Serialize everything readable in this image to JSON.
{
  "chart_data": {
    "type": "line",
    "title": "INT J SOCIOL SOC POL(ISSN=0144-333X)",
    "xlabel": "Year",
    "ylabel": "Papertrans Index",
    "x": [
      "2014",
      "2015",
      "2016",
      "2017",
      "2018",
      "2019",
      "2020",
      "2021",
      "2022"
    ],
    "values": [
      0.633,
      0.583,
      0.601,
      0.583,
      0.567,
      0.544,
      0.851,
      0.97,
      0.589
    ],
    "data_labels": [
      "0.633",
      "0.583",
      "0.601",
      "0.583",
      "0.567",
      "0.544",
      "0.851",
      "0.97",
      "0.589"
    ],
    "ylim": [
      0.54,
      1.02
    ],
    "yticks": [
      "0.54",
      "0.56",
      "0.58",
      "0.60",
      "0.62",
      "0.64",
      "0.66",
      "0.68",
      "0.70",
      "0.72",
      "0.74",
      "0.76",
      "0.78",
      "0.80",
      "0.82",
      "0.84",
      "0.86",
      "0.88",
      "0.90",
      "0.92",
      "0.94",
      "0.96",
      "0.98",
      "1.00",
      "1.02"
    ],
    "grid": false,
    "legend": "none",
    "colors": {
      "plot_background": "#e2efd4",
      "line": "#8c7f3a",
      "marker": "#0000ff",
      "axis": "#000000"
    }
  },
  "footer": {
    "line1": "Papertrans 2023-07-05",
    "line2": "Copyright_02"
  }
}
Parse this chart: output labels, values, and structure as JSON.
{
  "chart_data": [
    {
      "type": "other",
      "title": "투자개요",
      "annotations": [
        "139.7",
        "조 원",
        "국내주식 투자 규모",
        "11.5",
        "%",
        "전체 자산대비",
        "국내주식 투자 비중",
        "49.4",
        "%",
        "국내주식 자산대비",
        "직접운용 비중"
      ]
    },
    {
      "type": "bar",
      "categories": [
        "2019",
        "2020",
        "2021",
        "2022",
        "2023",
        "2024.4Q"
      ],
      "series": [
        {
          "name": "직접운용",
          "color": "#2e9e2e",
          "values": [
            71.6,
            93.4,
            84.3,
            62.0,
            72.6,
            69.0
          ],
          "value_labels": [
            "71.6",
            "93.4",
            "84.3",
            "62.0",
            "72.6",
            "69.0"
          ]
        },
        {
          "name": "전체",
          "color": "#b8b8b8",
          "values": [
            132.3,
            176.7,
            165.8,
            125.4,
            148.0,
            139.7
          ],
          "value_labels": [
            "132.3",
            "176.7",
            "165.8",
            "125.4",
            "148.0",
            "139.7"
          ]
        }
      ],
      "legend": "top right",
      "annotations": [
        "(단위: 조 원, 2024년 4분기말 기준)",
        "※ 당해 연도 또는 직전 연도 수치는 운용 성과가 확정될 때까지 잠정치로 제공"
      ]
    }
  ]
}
================
**WHAT TO WORK ON:** Reproduce every entry shown above, precisely as it stands.

**SOLVED PROBLEM:**
Serialize everything readable in this image to JSON.
{
  "chart_data": {
    "type": "line",
    "title": "INT J SOCIOL SOC POL(ISSN=0144-333X)",
    "xlabel": "Year",
    "ylabel": "Papertrans Index",
    "x": [
      "2014",
      "2015",
      "2016",
      "2017",
      "2018",
      "2019",
      "2020",
      "2021",
      "2022"
    ],
    "values": [
      0.633,
      0.583,
      0.601,
      0.583,
      0.567,
      0.544,
      0.851,
      0.97,
      0.589
    ],
    "data_labels": [
      "0.633",
      "0.583",
      "0.601",
      "0.583",
      "0.567",
      "0.544",
      "0.851",
      "0.97",
      "0.589"
    ],
    "ylim": [
      0.54,
      1.02
    ],
    "yticks": [
      "0.54",
      "0.56",
      "0.58",
      "0.60",
      "0.62",
      "0.64",
      "0.66",
      "0.68",
      "0.70",
      "0.72",
      "0.74",
      "0.76",
      "0.78",
      "0.80",
      "0.82",
      "0.84",
      "0.86",
      "0.88",
      "0.90",
      "0.92",
      "0.94",
      "0.96",
      "0.98",
      "1.00",
      "1.02"
    ],
    "grid": false,
    "legend": "none",
    "colors": {
      "plot_background": "#e2efd4",
      "line": "#8c7f3a",
      "marker": "#0000ff",
      "axis": "#000000"
    }
  },
  "footer": {
    "line1": "Papertrans 2023-07-05",
    "line2": "Copyright_02"
  }
}
Parse this chart: output labels, values, and structure as JSON.
{
  "chart_data": [
    {
      "type": "other",
      "title": "투자개요",
      "annotations": [
        "139.7",
        "조 원",
        "국내주식 투자 규모",
        "11.5",
        "%",
        "전체 자산대비",
        "국내주식 투자 비중",
        "49.4",
        "%",
        "국내주식 자산대비",
        "직접운용 비중"
      ]
    },
    {
      "type": "bar",
      "categories": [
        "2019",
        "2020",
        "2021",
        "2022",
        "2023",
        "2024.4Q"
      ],
      "series": [
        {
          "name": "직접운용",
          "color": "#2e9e2e",
          "values": [
            71.6,
            93.4,
            84.3,
            62.0,
            72.6,
            69.0
          ],
          "value_labels": [
            "71.6",
            "93.4",
            "84.3",
            "62.0",
            "72.6",
            "69.0"
          ]
        },
        {
          "name": "전체",
          "color": "#b8b8b8",
          "values": [
            132.3,
            176.7,
            165.8,
            125.4,
            148.0,
            139.7
          ],
          "value_labels": [
            "132.3",
            "176.7",
            "165.8",
            "125.4",
            "148.0",
            "139.7"
          ]
        }
      ],
      "legend": "top right",
      "annotations": [
        "(단위: 조 원, 2024년 4분기말 기준)",
        "※ 당해 연도 또는 직전 연도 수치는 운용 성과가 확정될 때까지 잠정치로 제공"
      ]
    }
  ]
}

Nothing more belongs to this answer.